> _Goal of the exercise_
Find all lines in the listing that include the word "agents", then copy them.

Extracted records
※

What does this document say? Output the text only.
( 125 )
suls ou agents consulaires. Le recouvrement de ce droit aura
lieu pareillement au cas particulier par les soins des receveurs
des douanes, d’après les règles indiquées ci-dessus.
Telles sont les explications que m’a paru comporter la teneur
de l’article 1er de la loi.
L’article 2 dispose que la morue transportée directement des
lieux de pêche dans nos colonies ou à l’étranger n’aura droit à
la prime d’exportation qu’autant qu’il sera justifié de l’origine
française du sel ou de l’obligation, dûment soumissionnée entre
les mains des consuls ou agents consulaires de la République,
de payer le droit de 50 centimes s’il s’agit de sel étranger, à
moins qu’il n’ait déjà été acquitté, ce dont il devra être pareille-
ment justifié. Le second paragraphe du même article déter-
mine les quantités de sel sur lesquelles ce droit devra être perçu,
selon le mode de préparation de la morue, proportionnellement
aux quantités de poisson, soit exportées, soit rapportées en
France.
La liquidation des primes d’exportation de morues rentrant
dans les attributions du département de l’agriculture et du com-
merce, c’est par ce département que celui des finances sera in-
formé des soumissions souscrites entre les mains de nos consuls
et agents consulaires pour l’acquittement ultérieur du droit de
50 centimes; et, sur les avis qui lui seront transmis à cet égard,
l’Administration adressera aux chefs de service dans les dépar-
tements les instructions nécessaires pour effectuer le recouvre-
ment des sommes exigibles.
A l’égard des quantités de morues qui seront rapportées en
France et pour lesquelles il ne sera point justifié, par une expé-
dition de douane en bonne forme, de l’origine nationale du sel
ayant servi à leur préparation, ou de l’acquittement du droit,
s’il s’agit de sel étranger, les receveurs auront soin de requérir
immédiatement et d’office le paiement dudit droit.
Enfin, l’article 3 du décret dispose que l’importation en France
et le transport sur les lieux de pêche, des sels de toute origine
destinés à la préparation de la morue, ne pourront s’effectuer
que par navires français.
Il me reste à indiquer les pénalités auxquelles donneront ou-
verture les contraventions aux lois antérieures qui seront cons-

※

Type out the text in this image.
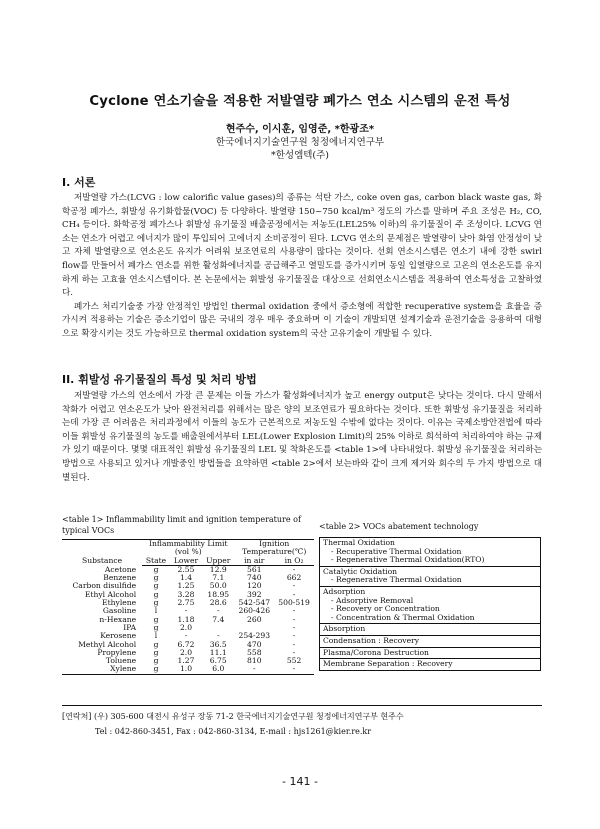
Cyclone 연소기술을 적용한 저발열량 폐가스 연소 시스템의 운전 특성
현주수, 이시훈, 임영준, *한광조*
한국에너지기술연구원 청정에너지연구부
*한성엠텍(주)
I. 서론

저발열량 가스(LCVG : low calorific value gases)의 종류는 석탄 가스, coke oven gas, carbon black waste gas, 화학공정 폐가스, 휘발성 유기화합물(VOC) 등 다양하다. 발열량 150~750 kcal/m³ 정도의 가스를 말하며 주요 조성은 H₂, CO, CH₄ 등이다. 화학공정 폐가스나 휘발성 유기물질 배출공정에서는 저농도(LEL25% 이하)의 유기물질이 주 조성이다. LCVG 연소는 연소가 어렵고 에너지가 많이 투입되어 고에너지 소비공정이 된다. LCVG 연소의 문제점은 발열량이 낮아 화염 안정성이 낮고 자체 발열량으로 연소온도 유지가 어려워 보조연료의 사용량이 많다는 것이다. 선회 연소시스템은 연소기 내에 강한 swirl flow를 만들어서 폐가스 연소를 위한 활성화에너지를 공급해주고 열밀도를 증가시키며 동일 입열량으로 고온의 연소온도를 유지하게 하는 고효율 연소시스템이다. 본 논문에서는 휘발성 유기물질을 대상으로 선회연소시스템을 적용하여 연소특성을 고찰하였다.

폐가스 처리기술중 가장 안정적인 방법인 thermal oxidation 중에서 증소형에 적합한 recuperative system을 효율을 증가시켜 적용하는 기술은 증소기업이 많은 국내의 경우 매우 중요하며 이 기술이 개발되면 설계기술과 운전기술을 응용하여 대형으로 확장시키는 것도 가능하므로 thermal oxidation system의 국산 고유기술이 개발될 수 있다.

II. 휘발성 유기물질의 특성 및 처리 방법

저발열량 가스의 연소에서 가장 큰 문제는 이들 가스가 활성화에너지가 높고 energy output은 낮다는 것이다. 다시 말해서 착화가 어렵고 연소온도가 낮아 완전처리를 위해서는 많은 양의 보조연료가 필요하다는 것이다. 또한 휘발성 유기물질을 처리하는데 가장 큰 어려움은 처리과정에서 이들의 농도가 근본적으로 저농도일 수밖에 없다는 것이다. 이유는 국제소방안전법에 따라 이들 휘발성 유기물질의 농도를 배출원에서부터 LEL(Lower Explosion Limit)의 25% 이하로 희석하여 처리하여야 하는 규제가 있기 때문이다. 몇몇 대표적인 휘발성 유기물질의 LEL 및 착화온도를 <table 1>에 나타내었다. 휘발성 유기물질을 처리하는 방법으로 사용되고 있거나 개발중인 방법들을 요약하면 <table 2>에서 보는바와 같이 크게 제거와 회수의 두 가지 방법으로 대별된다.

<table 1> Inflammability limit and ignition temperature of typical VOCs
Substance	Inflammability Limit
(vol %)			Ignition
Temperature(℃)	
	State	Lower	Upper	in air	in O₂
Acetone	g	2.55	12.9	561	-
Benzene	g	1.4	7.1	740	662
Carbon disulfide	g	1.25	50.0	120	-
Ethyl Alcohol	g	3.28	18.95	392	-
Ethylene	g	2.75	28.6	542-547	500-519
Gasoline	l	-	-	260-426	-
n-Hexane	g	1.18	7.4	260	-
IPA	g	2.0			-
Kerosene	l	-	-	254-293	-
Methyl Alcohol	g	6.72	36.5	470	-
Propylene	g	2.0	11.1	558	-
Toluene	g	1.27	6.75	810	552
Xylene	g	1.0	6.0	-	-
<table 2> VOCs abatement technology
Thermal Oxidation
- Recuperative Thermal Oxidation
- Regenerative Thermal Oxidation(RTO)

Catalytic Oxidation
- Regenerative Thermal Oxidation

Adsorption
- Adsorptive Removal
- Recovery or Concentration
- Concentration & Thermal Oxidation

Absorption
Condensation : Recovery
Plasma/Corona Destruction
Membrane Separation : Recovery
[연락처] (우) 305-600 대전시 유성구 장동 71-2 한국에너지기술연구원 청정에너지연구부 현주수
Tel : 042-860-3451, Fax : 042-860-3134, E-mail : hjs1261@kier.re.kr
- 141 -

※

> _Correct result_
suls ou agents consulaires. Le recouvrement de ce droit aura
les mains des consuls ou agents consulaires de la République,
et agents consulaires pour l’acquittement ultérieur du droit de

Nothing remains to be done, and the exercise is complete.